** start of Records provided **
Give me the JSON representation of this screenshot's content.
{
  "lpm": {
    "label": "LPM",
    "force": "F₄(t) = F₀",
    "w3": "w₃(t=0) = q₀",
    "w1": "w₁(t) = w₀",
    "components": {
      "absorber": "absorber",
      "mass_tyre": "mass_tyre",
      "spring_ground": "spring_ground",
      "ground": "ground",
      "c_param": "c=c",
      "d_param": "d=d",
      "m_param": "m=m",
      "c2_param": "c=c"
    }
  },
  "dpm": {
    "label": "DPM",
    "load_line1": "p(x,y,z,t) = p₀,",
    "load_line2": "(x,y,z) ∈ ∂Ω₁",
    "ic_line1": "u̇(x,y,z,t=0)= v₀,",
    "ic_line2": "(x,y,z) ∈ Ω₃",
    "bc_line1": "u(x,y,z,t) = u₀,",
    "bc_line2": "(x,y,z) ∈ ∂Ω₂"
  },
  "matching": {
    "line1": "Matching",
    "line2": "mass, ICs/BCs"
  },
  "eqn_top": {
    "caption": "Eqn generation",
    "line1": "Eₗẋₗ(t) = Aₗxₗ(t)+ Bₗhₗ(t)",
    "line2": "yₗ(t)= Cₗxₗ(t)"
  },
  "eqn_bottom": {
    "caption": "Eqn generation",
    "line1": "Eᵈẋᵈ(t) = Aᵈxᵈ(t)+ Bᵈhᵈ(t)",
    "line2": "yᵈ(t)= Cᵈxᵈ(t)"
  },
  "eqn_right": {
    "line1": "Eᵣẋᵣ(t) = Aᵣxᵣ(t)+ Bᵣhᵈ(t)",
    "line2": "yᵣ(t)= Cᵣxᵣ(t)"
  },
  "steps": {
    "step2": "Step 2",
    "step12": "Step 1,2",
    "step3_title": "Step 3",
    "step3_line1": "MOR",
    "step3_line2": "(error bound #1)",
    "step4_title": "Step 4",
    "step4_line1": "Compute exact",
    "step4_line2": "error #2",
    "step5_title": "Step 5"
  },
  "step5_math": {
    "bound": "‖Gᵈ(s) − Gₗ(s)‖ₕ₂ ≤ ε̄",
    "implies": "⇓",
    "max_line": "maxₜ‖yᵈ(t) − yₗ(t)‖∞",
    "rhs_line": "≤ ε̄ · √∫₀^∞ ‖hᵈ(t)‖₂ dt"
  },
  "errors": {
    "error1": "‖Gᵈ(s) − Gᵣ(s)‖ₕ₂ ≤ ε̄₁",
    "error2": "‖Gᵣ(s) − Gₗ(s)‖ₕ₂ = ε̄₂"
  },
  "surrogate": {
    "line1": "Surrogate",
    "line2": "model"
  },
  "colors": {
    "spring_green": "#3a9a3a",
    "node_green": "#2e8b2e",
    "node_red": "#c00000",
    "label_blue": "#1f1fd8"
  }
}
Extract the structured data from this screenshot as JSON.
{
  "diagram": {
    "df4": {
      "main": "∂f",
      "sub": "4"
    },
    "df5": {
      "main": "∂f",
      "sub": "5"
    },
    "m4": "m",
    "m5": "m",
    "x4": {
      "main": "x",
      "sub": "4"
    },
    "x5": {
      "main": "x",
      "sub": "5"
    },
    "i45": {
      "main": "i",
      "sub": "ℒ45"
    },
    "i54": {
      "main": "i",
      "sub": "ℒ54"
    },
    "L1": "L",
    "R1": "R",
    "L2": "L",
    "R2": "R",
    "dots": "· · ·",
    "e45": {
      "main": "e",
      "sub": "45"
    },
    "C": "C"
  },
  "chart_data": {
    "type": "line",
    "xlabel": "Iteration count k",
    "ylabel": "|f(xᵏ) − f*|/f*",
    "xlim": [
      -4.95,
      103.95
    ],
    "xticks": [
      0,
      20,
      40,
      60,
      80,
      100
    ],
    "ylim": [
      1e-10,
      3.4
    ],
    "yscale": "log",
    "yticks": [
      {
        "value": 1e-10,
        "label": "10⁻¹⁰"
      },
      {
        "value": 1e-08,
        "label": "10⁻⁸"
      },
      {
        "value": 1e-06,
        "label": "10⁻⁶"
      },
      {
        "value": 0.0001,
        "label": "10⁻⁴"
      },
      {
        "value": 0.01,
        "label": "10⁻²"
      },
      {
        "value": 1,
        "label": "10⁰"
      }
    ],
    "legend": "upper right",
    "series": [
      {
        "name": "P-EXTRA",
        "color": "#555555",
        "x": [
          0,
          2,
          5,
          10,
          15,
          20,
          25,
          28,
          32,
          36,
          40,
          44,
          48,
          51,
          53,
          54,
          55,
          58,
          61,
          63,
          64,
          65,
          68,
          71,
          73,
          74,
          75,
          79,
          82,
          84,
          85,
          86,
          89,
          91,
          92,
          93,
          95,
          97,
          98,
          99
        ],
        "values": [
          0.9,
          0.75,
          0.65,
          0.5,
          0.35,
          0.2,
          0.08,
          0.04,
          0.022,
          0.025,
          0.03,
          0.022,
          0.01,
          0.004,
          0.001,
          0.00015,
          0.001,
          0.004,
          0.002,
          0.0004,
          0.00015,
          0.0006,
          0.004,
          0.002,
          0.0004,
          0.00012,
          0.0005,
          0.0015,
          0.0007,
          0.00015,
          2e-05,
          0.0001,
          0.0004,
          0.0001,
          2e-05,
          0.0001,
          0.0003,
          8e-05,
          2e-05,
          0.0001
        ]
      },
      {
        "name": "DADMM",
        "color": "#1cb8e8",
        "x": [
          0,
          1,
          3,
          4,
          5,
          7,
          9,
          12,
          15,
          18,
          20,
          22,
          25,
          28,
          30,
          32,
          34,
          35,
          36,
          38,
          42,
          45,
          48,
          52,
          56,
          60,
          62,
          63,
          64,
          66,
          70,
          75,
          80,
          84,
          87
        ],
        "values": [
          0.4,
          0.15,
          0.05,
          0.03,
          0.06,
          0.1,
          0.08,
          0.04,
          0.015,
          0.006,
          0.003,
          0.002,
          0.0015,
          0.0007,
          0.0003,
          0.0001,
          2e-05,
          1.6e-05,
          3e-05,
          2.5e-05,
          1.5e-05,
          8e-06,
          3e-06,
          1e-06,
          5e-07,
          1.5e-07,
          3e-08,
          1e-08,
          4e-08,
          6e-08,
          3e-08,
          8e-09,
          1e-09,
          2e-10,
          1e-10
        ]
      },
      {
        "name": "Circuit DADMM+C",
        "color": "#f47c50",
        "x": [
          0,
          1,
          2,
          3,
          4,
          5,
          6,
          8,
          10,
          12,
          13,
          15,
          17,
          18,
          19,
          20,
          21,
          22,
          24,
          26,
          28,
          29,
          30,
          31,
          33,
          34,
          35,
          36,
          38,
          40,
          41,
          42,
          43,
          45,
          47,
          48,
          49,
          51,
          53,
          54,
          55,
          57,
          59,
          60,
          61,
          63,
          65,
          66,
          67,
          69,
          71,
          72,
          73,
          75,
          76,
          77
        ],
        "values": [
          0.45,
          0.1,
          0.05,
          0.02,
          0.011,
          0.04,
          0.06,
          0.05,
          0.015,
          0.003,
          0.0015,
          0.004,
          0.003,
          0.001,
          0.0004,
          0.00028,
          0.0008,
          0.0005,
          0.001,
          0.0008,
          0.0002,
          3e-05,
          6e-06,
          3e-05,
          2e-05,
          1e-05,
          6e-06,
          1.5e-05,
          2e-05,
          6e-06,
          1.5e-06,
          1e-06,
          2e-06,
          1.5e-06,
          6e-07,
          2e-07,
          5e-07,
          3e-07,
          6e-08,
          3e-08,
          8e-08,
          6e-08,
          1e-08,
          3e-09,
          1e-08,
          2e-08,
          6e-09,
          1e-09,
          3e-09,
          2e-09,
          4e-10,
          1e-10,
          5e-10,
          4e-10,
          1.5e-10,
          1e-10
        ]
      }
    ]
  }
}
** end of Records provided **
__Directions for this task__. The records above must be output exactly, in full.

__Answer to the task__.
Give me the JSON representation of this screenshot's content.
{
  "lpm": {
    "label": "LPM",
    "force": "F₄(t) = F₀",
    "w3": "w₃(t=0) = q₀",
    "w1": "w₁(t) = w₀",
    "components": {
      "absorber": "absorber",
      "mass_tyre": "mass_tyre",
      "spring_ground": "spring_ground",
      "ground": "ground",
      "c_param": "c=c",
      "d_param": "d=d",
      "m_param": "m=m",
      "c2_param": "c=c"
    }
  },
  "dpm": {
    "label": "DPM",
    "load_line1": "p(x,y,z,t) = p₀,",
    "load_line2": "(x,y,z) ∈ ∂Ω₁",
    "ic_line1": "u̇(x,y,z,t=0)= v₀,",
    "ic_line2": "(x,y,z) ∈ Ω₃",
    "bc_line1": "u(x,y,z,t) = u₀,",
    "bc_line2": "(x,y,z) ∈ ∂Ω₂"
  },
  "matching": {
    "line1": "Matching",
    "line2": "mass, ICs/BCs"
  },
  "eqn_top": {
    "caption": "Eqn generation",
    "line1": "Eₗẋₗ(t) = Aₗxₗ(t)+ Bₗhₗ(t)",
    "line2": "yₗ(t)= Cₗxₗ(t)"
  },
  "eqn_bottom": {
    "caption": "Eqn generation",
    "line1": "Eᵈẋᵈ(t) = Aᵈxᵈ(t)+ Bᵈhᵈ(t)",
    "line2": "yᵈ(t)= Cᵈxᵈ(t)"
  },
  "eqn_right": {
    "line1": "Eᵣẋᵣ(t) = Aᵣxᵣ(t)+ Bᵣhᵈ(t)",
    "line2": "yᵣ(t)= Cᵣxᵣ(t)"
  },
  "steps": {
    "step2": "Step 2",
    "step12": "Step 1,2",
    "step3_title": "Step 3",
    "step3_line1": "MOR",
    "step3_line2": "(error bound #1)",
    "step4_title": "Step 4",
    "step4_line1": "Compute exact",
    "step4_line2": "error #2",
    "step5_title": "Step 5"
  },
  "step5_math": {
    "bound": "‖Gᵈ(s) − Gₗ(s)‖ₕ₂ ≤ ε̄",
    "implies": "⇓",
    "max_line": "maxₜ‖yᵈ(t) − yₗ(t)‖∞",
    "rhs_line": "≤ ε̄ · √∫₀^∞ ‖hᵈ(t)‖₂ dt"
  },
  "errors": {
    "error1": "‖Gᵈ(s) − Gᵣ(s)‖ₕ₂ ≤ ε̄₁",
    "error2": "‖Gᵣ(s) − Gₗ(s)‖ₕ₂ = ε̄₂"
  },
  "surrogate": {
    "line1": "Surrogate",
    "line2": "model"
  },
  "colors": {
    "spring_green": "#3a9a3a",
    "node_green": "#2e8b2e",
    "node_red": "#c00000",
    "label_blue": "#1f1fd8"
  }
}
Extract the structured data from this screenshot as JSON.
{
  "diagram": {
    "df4": {
      "main": "∂f",
      "sub": "4"
    },
    "df5": {
      "main": "∂f",
      "sub": "5"
    },
    "m4": "m",
    "m5": "m",
    "x4": {
      "main": "x",
      "sub": "4"
    },
    "x5": {
      "main": "x",
      "sub": "5"
    },
    "i45": {
      "main": "i",
      "sub": "ℒ45"
    },
    "i54": {
      "main": "i",
      "sub": "ℒ54"
    },
    "L1": "L",
    "R1": "R",
    "L2": "L",
    "R2": "R",
    "dots": "· · ·",
    "e45": {
      "main": "e",
      "sub": "45"
    },
    "C": "C"
  },
  "chart_data": {
    "type": "line",
    "xlabel": "Iteration count k",
    "ylabel": "|f(xᵏ) − f*|/f*",
    "xlim": [
      -4.95,
      103.95
    ],
    "xticks": [
      0,
      20,
      40,
      60,
      80,
      100
    ],
    "ylim": [
      1e-10,
      3.4
    ],
    "yscale": "log",
    "yticks": [
      {
        "value": 1e-10,
        "label": "10⁻¹⁰"
      },
      {
        "value": 1e-08,
        "label": "10⁻⁸"
      },
      {
        "value": 1e-06,
        "label": "10⁻⁶"
      },
      {
        "value": 0.0001,
        "label": "10⁻⁴"
      },
      {
        "value": 0.01,
        "label": "10⁻²"
      },
      {
        "value": 1,
        "label": "10⁰"
      }
    ],
    "legend": "upper right",
    "series": [
      {
        "name": "P-EXTRA",
        "color": "#555555",
        "x": [
          0,
          2,
          5,
          10,
          15,
          20,
          25,
          28,
          32,
          36,
          40,
          44,
          48,
          51,
          53,
          54,
          55,
          58,
          61,
          63,
          64,
          65,
          68,
          71,
          73,
          74,
          75,
          79,
          82,
          84,
          85,
          86,
          89,
          91,
          92,
          93,
          95,
          97,
          98,
          99
        ],
        "values": [
          0.9,
          0.75,
          0.65,
          0.5,
          0.35,
          0.2,
          0.08,
          0.04,
          0.022,
          0.025,
          0.03,
          0.022,
          0.01,
          0.004,
          0.001,
          0.00015,
          0.001,
          0.004,
          0.002,
          0.0004,
          0.00015,
          0.0006,
          0.004,
          0.002,
          0.0004,
          0.00012,
          0.0005,
          0.0015,
          0.0007,
          0.00015,
          2e-05,
          0.0001,
          0.0004,
          0.0001,
          2e-05,
          0.0001,
          0.0003,
          8e-05,
          2e-05,
          0.0001
        ]
      },
      {
        "name": "DADMM",
        "color": "#1cb8e8",
        "x": [
          0,
          1,
          3,
          4,
          5,
          7,
          9,
          12,
          15,
          18,
          20,
          22,
          25,
          28,
          30,
          32,
          34,
          35,
          36,
          38,
          42,
          45,
          48,
          52,
          56,
          60,
          62,
          63,
          64,
          66,
          70,
          75,
          80,
          84,
          87
        ],
        "values": [
          0.4,
          0.15,
          0.05,
          0.03,
          0.06,
          0.1,
          0.08,
          0.04,
          0.015,
          0.006,
          0.003,
          0.002,
          0.0015,
          0.0007,
          0.0003,
          0.0001,
          2e-05,
          1.6e-05,
          3e-05,
          2.5e-05,
          1.5e-05,
          8e-06,
          3e-06,
          1e-06,
          5e-07,
          1.5e-07,
          3e-08,
          1e-08,
          4e-08,
          6e-08,
          3e-08,
          8e-09,
          1e-09,
          2e-10,
          1e-10
        ]
      },
      {
        "name": "Circuit DADMM+C",
        "color": "#f47c50",
        "x": [
          0,
          1,
          2,
          3,
          4,
          5,
          6,
          8,
          10,
          12,
          13,
          15,
          17,
          18,
          19,
          20,
          21,
          22,
          24,
          26,
          28,
          29,
          30,
          31,
          33,
          34,
          35,
          36,
          38,
          40,
          41,
          42,
          43,
          45,
          47,
          48,
          49,
          51,
          53,
          54,
          55,
          57,
          59,
          60,
          61,
          63,
          65,
          66,
          67,
          69,
          71,
          72,
          73,
          75,
          76,
          77
        ],
        "values": [
          0.45,
          0.1,
          0.05,
          0.02,
          0.011,
          0.04,
          0.06,
          0.05,
          0.015,
          0.003,
          0.0015,
          0.004,
          0.003,
          0.001,
          0.0004,
          0.00028,
          0.0008,
          0.0005,
          0.001,
          0.0008,
          0.0002,
          3e-05,
          6e-06,
          3e-05,
          2e-05,
          1e-05,
          6e-06,
          1.5e-05,
          2e-05,
          6e-06,
          1.5e-06,
          1e-06,
          2e-06,
          1.5e-06,
          6e-07,
          2e-07,
          5e-07,
          3e-07,
          6e-08,
          3e-08,
          8e-08,
          6e-08,
          1e-08,
          3e-09,
          1e-08,
          2e-08,
          6e-09,
          1e-09,
          3e-09,
          2e-09,
          4e-10,
          1e-10,
          5e-10,
          4e-10,
          1.5e-10,
          1e-10
        ]
      }
    ]
  }
}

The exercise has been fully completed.